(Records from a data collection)
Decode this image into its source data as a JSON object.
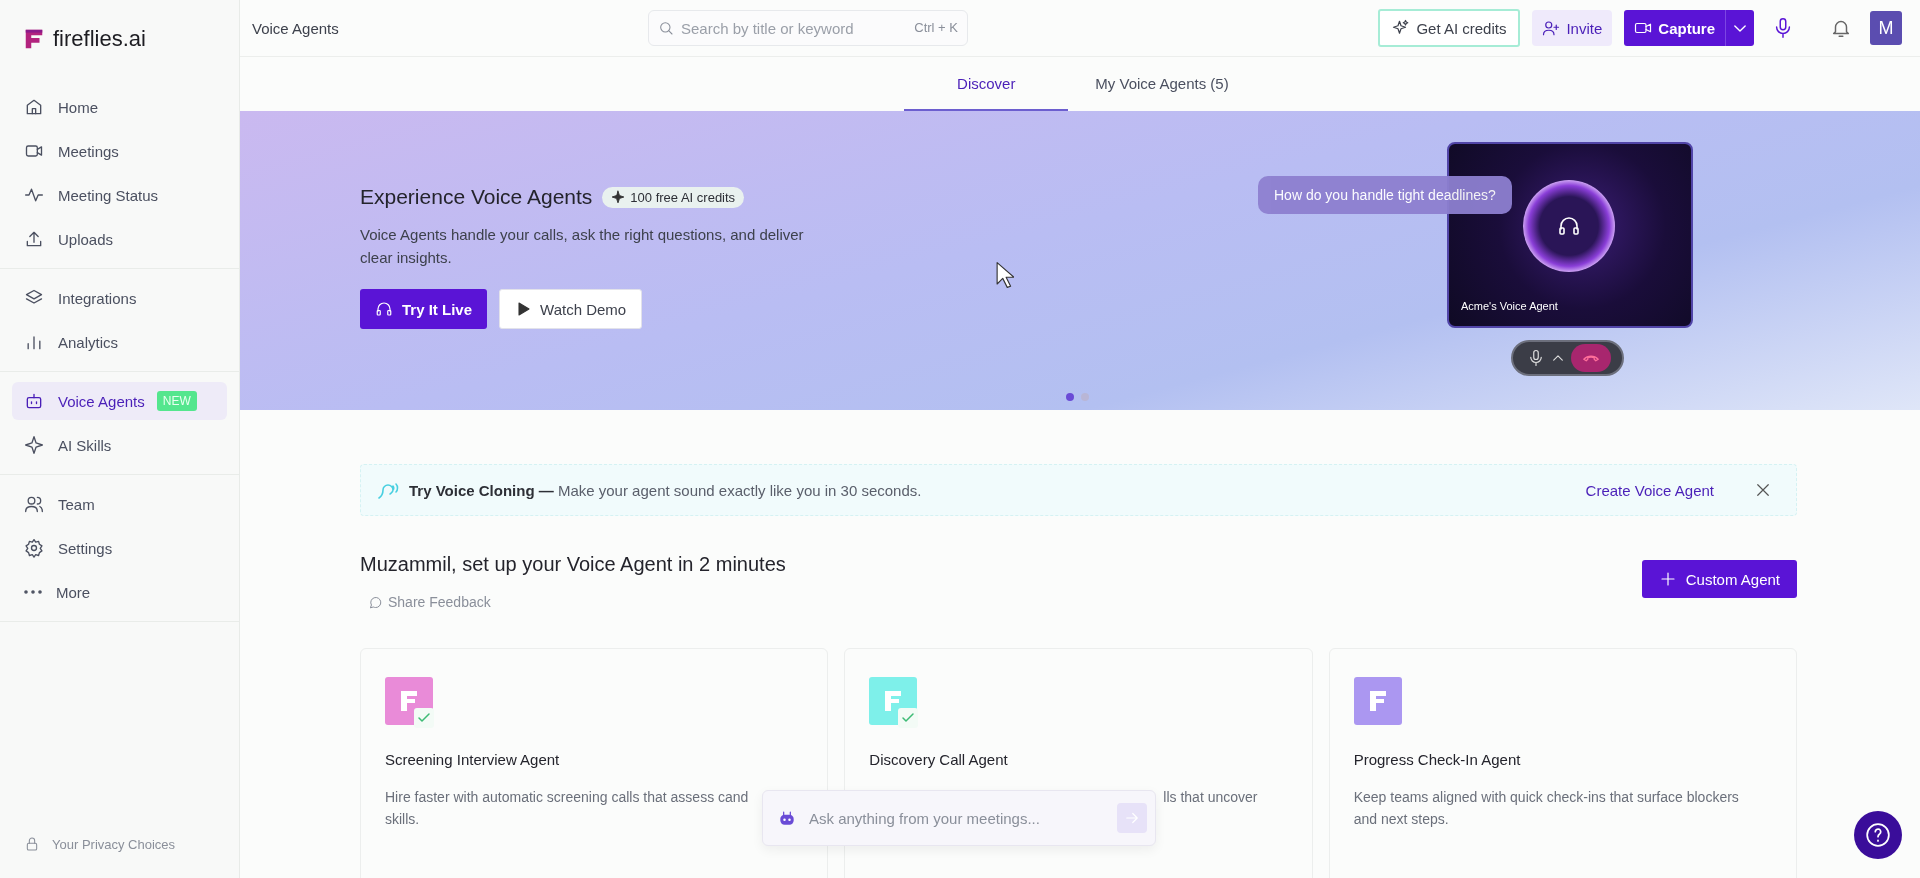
{
  "brand": {
    "name": "fireflies.ai"
  },
  "sidebar": {
    "groups": [
      {
        "items": [
          {
            "label": "Home",
            "selected": false
          },
          {
            "label": "Meetings",
            "selected": false
          },
          {
            "label": "Meeting Status",
            "selected": false
          },
          {
            "label": "Uploads",
            "selected": false
          }
        ]
      },
      {
        "items": [
          {
            "label": "Integrations",
            "selected": false
          },
          {
            "label": "Analytics",
            "selected": false
          }
        ]
      },
      {
        "items": [
          {
            "label": "Voice Agents",
            "selected": true,
            "badge": "NEW"
          },
          {
            "label": "AI Skills",
            "selected": false
          }
        ]
      },
      {
        "items": [
          {
            "label": "Team",
            "selected": false
          },
          {
            "label": "Settings",
            "selected": false
          },
          {
            "label": "More",
            "selected": false
          }
        ]
      }
    ],
    "footer": "Your Privacy Choices"
  },
  "topbar": {
    "title": "Voice Agents",
    "search": {
      "placeholder": "Search by title or keyword",
      "shortcut": "Ctrl + K"
    },
    "credits_button": "Get AI credits",
    "invite_button": "Invite",
    "capture_button": "Capture",
    "avatar": "M"
  },
  "tabs": [
    {
      "label": "Discover",
      "selected": true
    },
    {
      "label": "My Voice Agents (5)",
      "selected": false
    }
  ],
  "hero": {
    "title": "Experience Voice Agents",
    "badge": "100 free AI credits",
    "description": "Voice Agents handle your calls, ask the right questions, and deliver clear insights.",
    "primary_button": "Try It Live",
    "secondary_button": "Watch Demo",
    "bubble": "How do you handle tight deadlines?",
    "agent_label": "Acme's Voice Agent",
    "dots": [
      {
        "selected": true
      },
      {
        "selected": false
      }
    ]
  },
  "banner": {
    "text": "**Try Voice Cloning —** Make your agent sound exactly like you in 30 seconds.",
    "link": "Create Voice Agent"
  },
  "setup": {
    "heading": "Muzammil, set up your Voice Agent in 2 minutes",
    "feedback": "Share Feedback",
    "custom_button": "Custom Agent"
  },
  "cards": [
    {
      "title": "Screening Interview Agent",
      "color": "#e98bd8",
      "checked": true,
      "lines": [
        "Hire faster with automatic screening calls that assess cand",
        "skills."
      ]
    },
    {
      "title": "Discovery Call Agent",
      "color": "#7ef0ea",
      "checked": true,
      "lines": [
        "lls that uncover"
      ]
    },
    {
      "title": "Progress Check-In Agent",
      "color": "#ab97f1",
      "checked": false,
      "lines": [
        "Keep teams aligned with quick check-ins that surface blockers",
        "and next steps."
      ]
    }
  ],
  "ask_bar": {
    "placeholder": "Ask anything from your meetings..."
  }
}
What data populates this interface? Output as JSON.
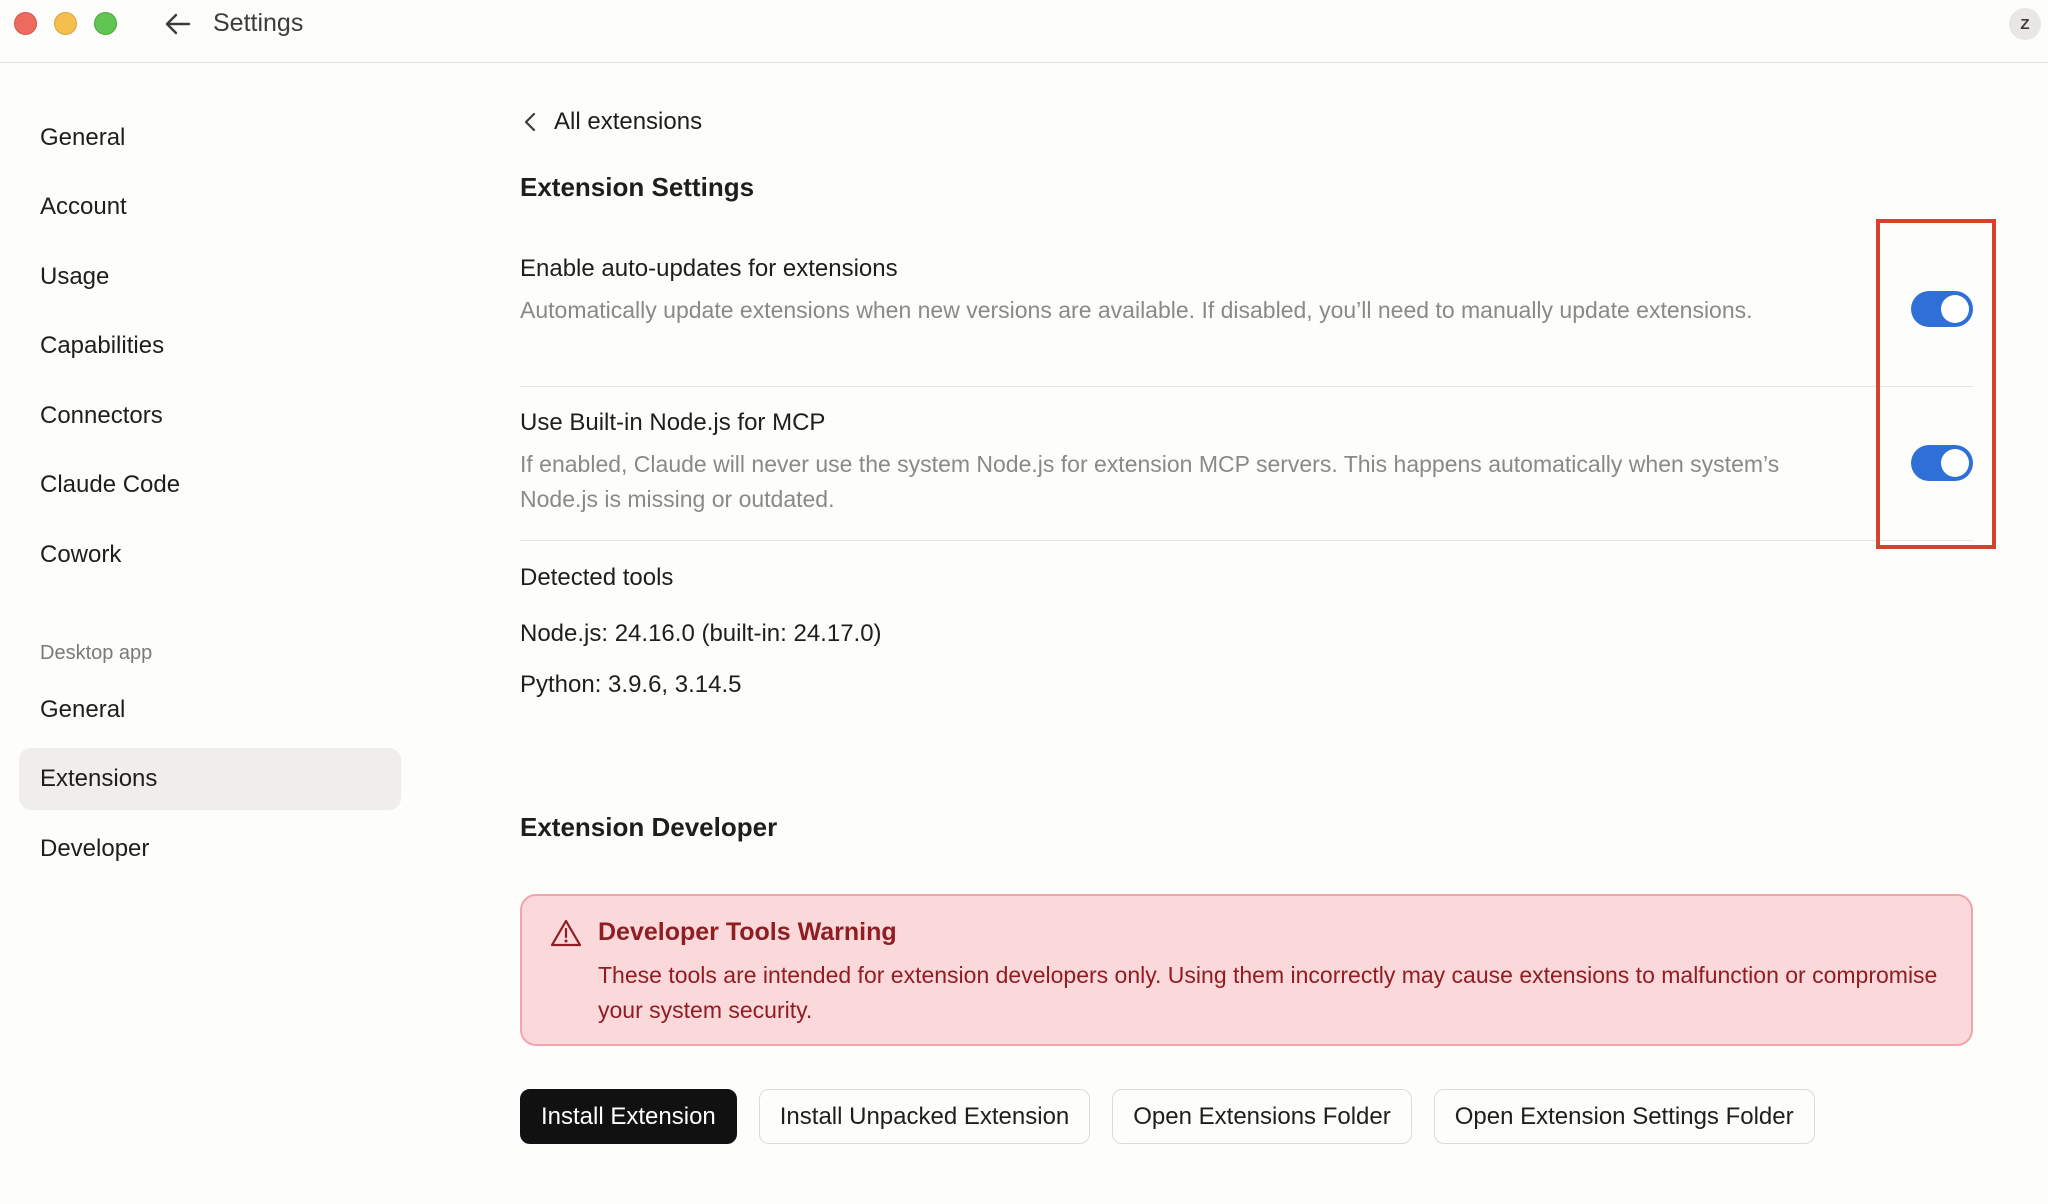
{
  "window": {
    "title": "Settings",
    "avatar_initial": "Z"
  },
  "sidebar": {
    "items": [
      {
        "label": "General"
      },
      {
        "label": "Account"
      },
      {
        "label": "Usage"
      },
      {
        "label": "Capabilities"
      },
      {
        "label": "Connectors"
      },
      {
        "label": "Claude Code"
      },
      {
        "label": "Cowork"
      }
    ],
    "section_label": "Desktop app",
    "desktop_items": [
      {
        "label": "General"
      },
      {
        "label": "Extensions",
        "active": true
      },
      {
        "label": "Developer"
      }
    ]
  },
  "main": {
    "breadcrumb": "All extensions",
    "extension_settings": {
      "title": "Extension Settings",
      "settings": [
        {
          "label": "Enable auto-updates for extensions",
          "description": "Automatically update extensions when new versions are available. If disabled, you’ll need to manually update extensions.",
          "enabled": true
        },
        {
          "label": "Use Built-in Node.js for MCP",
          "description": "If enabled, Claude will never use the system Node.js for extension MCP servers. This happens automatically when system’s Node.js is missing or outdated.",
          "enabled": true
        }
      ]
    },
    "detected_tools": {
      "title": "Detected tools",
      "node": "Node.js: 24.16.0 (built-in: 24.17.0)",
      "python": "Python: 3.9.6, 3.14.5"
    },
    "extension_developer": {
      "title": "Extension Developer",
      "warning_title": "Developer Tools Warning",
      "warning_body": "These tools are intended for extension developers only. Using them incorrectly may cause extensions to malfunction or compromise your system security."
    },
    "buttons": {
      "install": "Install Extension",
      "install_unpacked": "Install Unpacked Extension",
      "open_folder": "Open Extensions Folder",
      "open_settings_folder": "Open Extension Settings Folder"
    }
  },
  "colors": {
    "toggle_on": "#2f6fd8",
    "warning_bg": "#fbd9db",
    "warning_text": "#8f1d22",
    "highlight": "#d4432f"
  }
}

__Task requirements__. Copy every line above in which the string "that" shows up.

__The reply__.
        "Hire faster with automatic screening calls that assess cand",
        "lls that uncover"
        "Keep teams aligned with quick check-ins that surface blockers",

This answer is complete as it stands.